#### Instructions
a – Summarize the forum thread about the Cycle America tour in two sentences.
b – Reproduce the stretch of the forum thread on the Cycle America tour from "## trek215 (Jan" through "found your post.".

#### Passage given
+ + + + +

# Has anybody rode Cycle America Tour?



## trek215 (Jan 31, 2005)

I was hoping somebody could recommend bike tour. I want to ride out west and see the mountains. I like to do 5 to 7 day tour and 70 to 100 miles per day. The tour should include sag support, meals and camping sites. I have been checking out the web sites. Cycle America rides look interesting. http://www.cycleamerica.com/ The Montana tour would fit my scheudle. I am looking for recommendations or references. Good or bad.


----------



## SuperB (Jul 1, 2004)

I was looking into doing one of these tours and I found your post.
Did you decide to go on a Cycle America tour? If so, how was it?


----------



## MB1 (Jan 27, 2004)

*The wife and I did. Hated it.*

We've done many a ride and this one stands out for poor organization, safety, leadership and route.

OTOH if I recall correctly ScotGore who also posts here rode with them and liked it.


----------



## Scot_Gore (Jan 25, 2002)

*Nope, not me*



MB1 said:


> We've done many a ride and this one stands out for poor organization, safety, leadership and route.
> 
> OTOH if I recall correctly ScotGore who also posts here rode with them and liked it.


I rode with America by Bicycle two years ago and liked it.

+ + + + +

#### Dataset rows
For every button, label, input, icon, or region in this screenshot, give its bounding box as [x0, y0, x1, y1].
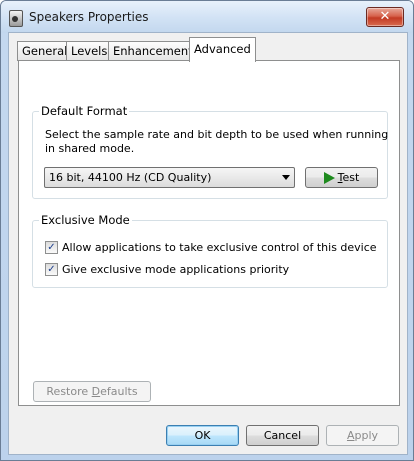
exclusive-priority-checkbox[interactable]: ✓ [45, 263, 58, 276]
exclusive-control-checkbox[interactable]: ✓ [45, 241, 58, 254]
dialog-client-area: General Levels Enhancements Advanced Def… [8, 32, 408, 455]
default-format-description: Select the sample rate and bit depth to … [45, 128, 389, 155]
exclusive-priority-label[interactable]: Give exclusive mode applications priorit… [62, 263, 289, 276]
default-format-group: Default Format Select the sample rate an… [32, 104, 388, 199]
tab-advanced[interactable]: Advanced [189, 37, 256, 62]
advanced-tab-panel: Default Format Select the sample rate an… [18, 60, 400, 406]
cancel-button[interactable]: Cancel [246, 425, 319, 446]
default-format-title: Default Format [39, 104, 130, 118]
close-button[interactable]: ✕ [366, 7, 404, 27]
tab-general[interactable]: General [17, 41, 73, 61]
title-bar[interactable]: Speakers Properties ✕ [1, 1, 413, 33]
test-button[interactable]: Test [305, 167, 378, 188]
play-icon [323, 172, 335, 184]
tab-levels[interactable]: Levels [66, 41, 113, 61]
ok-button[interactable]: OK [166, 425, 239, 446]
restore-defaults-button[interactable]: Restore Defaults [33, 381, 151, 402]
exclusive-control-label[interactable]: Allow applications to take exclusive con… [62, 241, 377, 254]
sample-rate-dropdown[interactable]: 16 bit, 44100 Hz (CD Quality) [44, 167, 295, 188]
apply-button[interactable]: Apply [326, 425, 399, 446]
chevron-down-icon [282, 175, 290, 180]
exclusive-mode-title: Exclusive Mode [39, 213, 132, 227]
window-title: Speakers Properties [29, 10, 149, 24]
speaker-icon [9, 10, 23, 27]
speakers-properties-window: Speakers Properties ✕ General Levels Enh… [0, 0, 414, 461]
selected-format-value: 16 bit, 44100 Hz (CD Quality) [49, 171, 212, 184]
exclusive-mode-group: Exclusive Mode ✓ Allow applications to t… [32, 213, 388, 288]
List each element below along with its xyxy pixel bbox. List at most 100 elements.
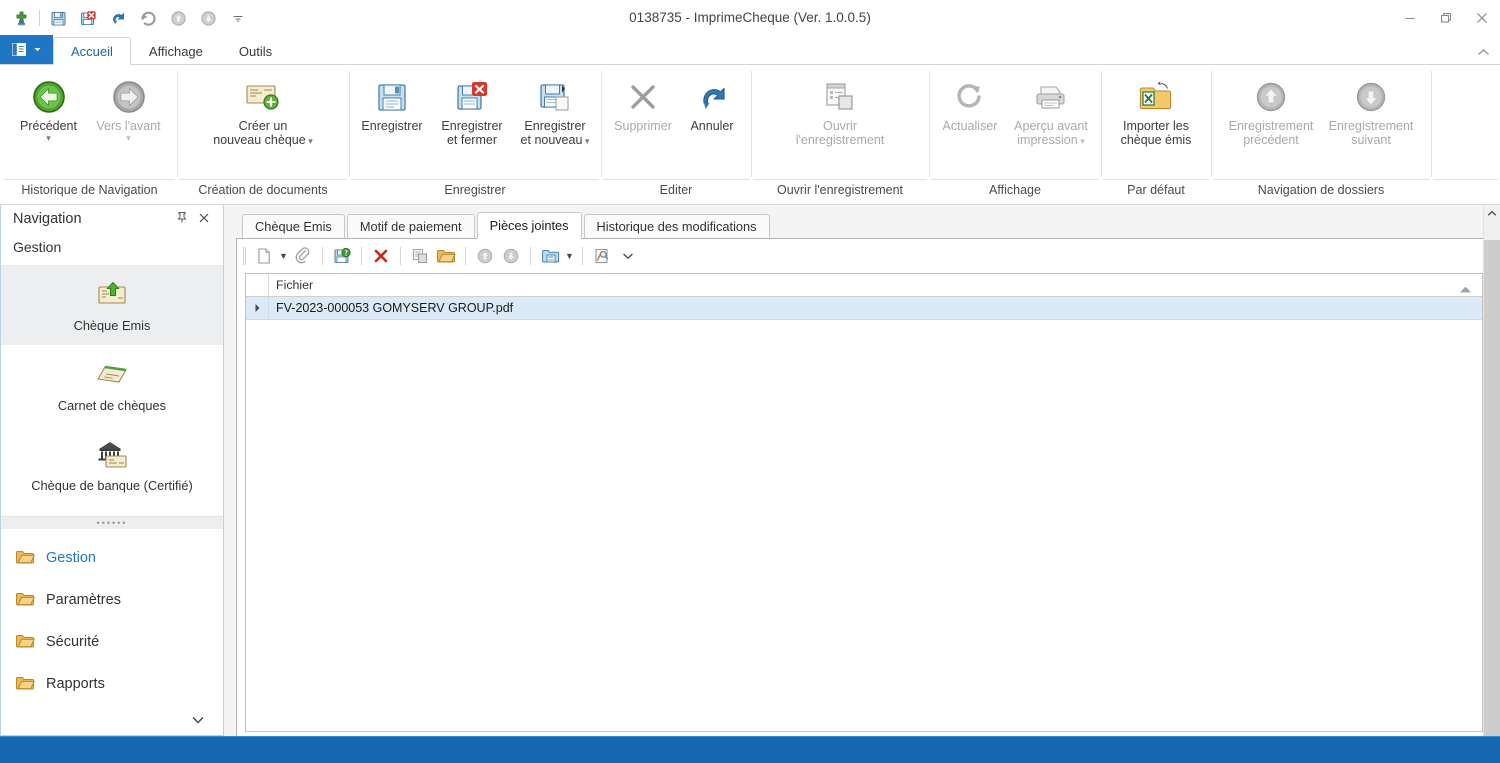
chevron-down-icon[interactable]: ▾ xyxy=(1078,136,1085,146)
ribbon-group-label: Création de documents xyxy=(179,179,347,203)
nav-item-cheque-de-banque-certifie[interactable]: Chèque de banque (Certifié) xyxy=(1,425,223,505)
doc-tab-motif-de-paiement[interactable]: Motif de paiement xyxy=(346,214,475,239)
nav-item-label: Carnet de chèques xyxy=(57,397,167,413)
ribbon-button-enregistrer[interactable]: Enregistrer xyxy=(352,72,432,133)
chevron-down-icon[interactable]: ▾ xyxy=(126,134,131,143)
grid-cell-fichier: FV-2023-000053 GOMYSERV GROUP.pdf xyxy=(276,301,514,315)
undo-icon[interactable] xyxy=(103,4,133,32)
qat-separator xyxy=(39,10,40,26)
ribbon-group-label: Enregistrer xyxy=(351,179,599,203)
save-close-icon[interactable] xyxy=(73,4,103,32)
ribbon-tab-accueil[interactable]: Accueil xyxy=(53,37,131,65)
ribbon-button-importer-les-cheque-emis[interactable]: Importer les chèque émis xyxy=(1106,72,1206,147)
ribbon-button-enregistrement-suivant[interactable]: Enregistrement suivant xyxy=(1321,72,1421,147)
new-document-icon[interactable] xyxy=(251,243,277,269)
ribbon-button-apercu-avant-impression[interactable]: Aperçu avant impression ▾ xyxy=(1006,72,1096,148)
delete-x-icon[interactable] xyxy=(368,243,394,269)
preview-icon[interactable] xyxy=(589,243,615,269)
doc-tab-pieces-jointes[interactable]: Pièces jointes xyxy=(476,212,582,239)
cheque-in-icon xyxy=(94,511,130,516)
vertical-scrollbar[interactable] xyxy=(1483,205,1500,736)
previous-record-icon[interactable] xyxy=(163,4,193,32)
application-menu-button[interactable] xyxy=(0,35,53,64)
close-icon[interactable] xyxy=(193,212,215,227)
restore-icon[interactable] xyxy=(1428,3,1464,33)
nav-folder-securite[interactable]: Sécurité xyxy=(1,621,223,663)
doc-tab-cheque-emis[interactable]: Chèque Emis xyxy=(242,214,345,239)
copy-icon[interactable] xyxy=(407,243,433,269)
forward-arrow-icon xyxy=(109,75,149,119)
ribbon-button-annuler[interactable]: Annuler xyxy=(679,72,745,133)
ribbon-tab-outils[interactable]: Outils xyxy=(221,37,290,65)
print-preview-icon xyxy=(1032,75,1070,119)
scrollbar-track[interactable] xyxy=(1484,222,1500,736)
taskbar xyxy=(0,736,1500,763)
ribbon-button-vers-lavant[interactable]: Vers l'avant ▾ xyxy=(88,72,170,143)
table-row[interactable]: FV-2023-000053 GOMYSERV GROUP.pdf xyxy=(246,297,1482,320)
window-controls xyxy=(1392,0,1500,36)
grid-column-fichier[interactable]: Fichier xyxy=(269,274,1482,296)
nav-item-cheque-emis[interactable]: Chèque Emis xyxy=(1,265,223,346)
chevron-down-icon[interactable]: ▼ xyxy=(563,251,576,261)
nav-folder-parametres[interactable]: Paramètres xyxy=(1,579,223,621)
ribbon-tab-strip: Accueil Affichage Outils xyxy=(0,35,1500,65)
ribbon-group-label: Navigation de dossiers xyxy=(1213,179,1429,203)
ribbon-group-filler-label xyxy=(1433,179,1498,203)
chevron-down-icon[interactable]: ▾ xyxy=(582,136,590,146)
document-area: Chèque Emis Motif de paiement Pièces joi… xyxy=(224,205,1500,736)
ribbon-button-text: Enregistrer et nouveau xyxy=(520,119,586,147)
move-up-icon[interactable] xyxy=(472,243,498,269)
redo-icon[interactable] xyxy=(133,4,163,32)
chevron-down-icon[interactable]: ▾ xyxy=(46,134,51,143)
ribbon-button-label: Enregistrement précédent xyxy=(1228,119,1314,147)
next-record-icon[interactable] xyxy=(193,4,223,32)
grid-indicator-header xyxy=(246,274,269,296)
ribbon-group-ouvrir-lenregistrement: Ouvrir l'enregistrement Ouvrir l'enregis… xyxy=(751,65,929,203)
ribbon-button-label: Actualiser xyxy=(942,119,998,133)
ribbon-group-label: Ouvrir l'enregistrement xyxy=(753,179,927,203)
nav-folder-gestion[interactable]: Gestion xyxy=(1,537,223,579)
ribbon-button-supprimer[interactable]: Supprimer xyxy=(607,72,679,133)
move-down-icon[interactable] xyxy=(498,243,524,269)
sort-ascending-icon[interactable] xyxy=(1459,282,1472,296)
new-record-icon[interactable] xyxy=(6,4,36,32)
ribbon-button-creer-un-nouveau-cheque[interactable]: Créer un nouveau chèque ▾ xyxy=(188,72,338,148)
ribbon-button-enregistrer-et-nouveau[interactable]: Enregistrer et nouveau ▾ xyxy=(512,72,598,148)
chevron-down-icon[interactable]: ▼ xyxy=(277,251,290,261)
toolbar-separator xyxy=(400,247,401,265)
nav-item-carnet-de-cheques[interactable]: Carnet de chèques xyxy=(1,345,223,425)
ribbon-button-precedent[interactable]: Précédent ▾ xyxy=(10,72,88,143)
ribbon-tab-affichage[interactable]: Affichage xyxy=(131,37,221,65)
minimize-icon[interactable] xyxy=(1392,3,1428,33)
application-window: 0138735 - ImprimeCheque (Ver. 1.0.0.5) A… xyxy=(0,0,1500,763)
ribbon-button-enregistrer-et-fermer[interactable]: Enregistrer et fermer xyxy=(432,72,512,147)
ribbon-button-actualiser[interactable]: Actualiser xyxy=(934,72,1006,133)
save-icon[interactable] xyxy=(43,4,73,32)
save-as-icon[interactable] xyxy=(537,243,563,269)
open-folder-icon[interactable] xyxy=(433,243,459,269)
scrollbar-thumb[interactable] xyxy=(1484,240,1500,736)
save-attachment-icon[interactable] xyxy=(329,243,355,269)
toolbar-grip[interactable] xyxy=(243,247,246,265)
pin-icon[interactable] xyxy=(171,211,193,227)
chevron-down-icon[interactable]: ▾ xyxy=(306,136,313,146)
ribbon-group-label: Par défaut xyxy=(1103,179,1209,203)
ribbon-group-filler xyxy=(1431,65,1500,203)
attach-clip-icon[interactable] xyxy=(290,243,316,269)
save-new-icon xyxy=(538,75,572,119)
ribbon: Précédent ▾ Vers l'avant ▾ Historique de… xyxy=(0,65,1500,205)
nav-folder-rapports[interactable]: Rapports xyxy=(1,663,223,705)
attachments-grid: Fichier FV-2023-000053 GOMYSERV GROUP.pd… xyxy=(245,273,1483,732)
ribbon-collapse-icon[interactable] xyxy=(1477,46,1490,60)
navigation-splitter[interactable]: •••••• xyxy=(1,515,223,530)
customize-qat-icon[interactable] xyxy=(223,4,253,32)
ribbon-button-enregistrement-precedent[interactable]: Enregistrement précédent xyxy=(1221,72,1321,147)
bank-cheque-icon xyxy=(93,438,131,472)
overflow-chevron-icon[interactable] xyxy=(615,243,641,269)
doc-tab-historique-des-modifications[interactable]: Historique des modifications xyxy=(583,214,770,239)
cheque-out-icon xyxy=(94,278,130,312)
nav-item-cheque-recu[interactable]: ▼ xyxy=(1,505,223,516)
navigation-expand-button[interactable] xyxy=(1,705,223,735)
ribbon-button-ouvrir-lenregistrement[interactable]: Ouvrir l'enregistrement xyxy=(770,72,910,147)
close-icon[interactable] xyxy=(1464,3,1500,33)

+ + + + +

#### Solutions by task
a – A rider looking for a supported 5-to-7-day bike tour out west asks for opinions on Cycle America, whose Montana tour fits their schedule. MB1 says they and their wife did the tour and hated it for poor organization, safety, leadership and route, and Scot_Gore adds that he rode with America by Bicycle, not Cycle America, and liked it.

b –
## trek215 (Jan 31, 2005)

I was hoping somebody could recommend bike tour. I want to ride out west and see the mountains. I like to do 5 to 7 day tour and 70 to 100 miles per day. The tour should include sag support, meals and camping sites. I have been checking out the web sites. Cycle America rides look interesting. http://www.cycleamerica.com/ The Montana tour would fit my scheudle. I am looking for recommendations or references. Good or bad.


----------



## SuperB (Jul 1, 2004)

I was looking into doing one of these tours and I found your post.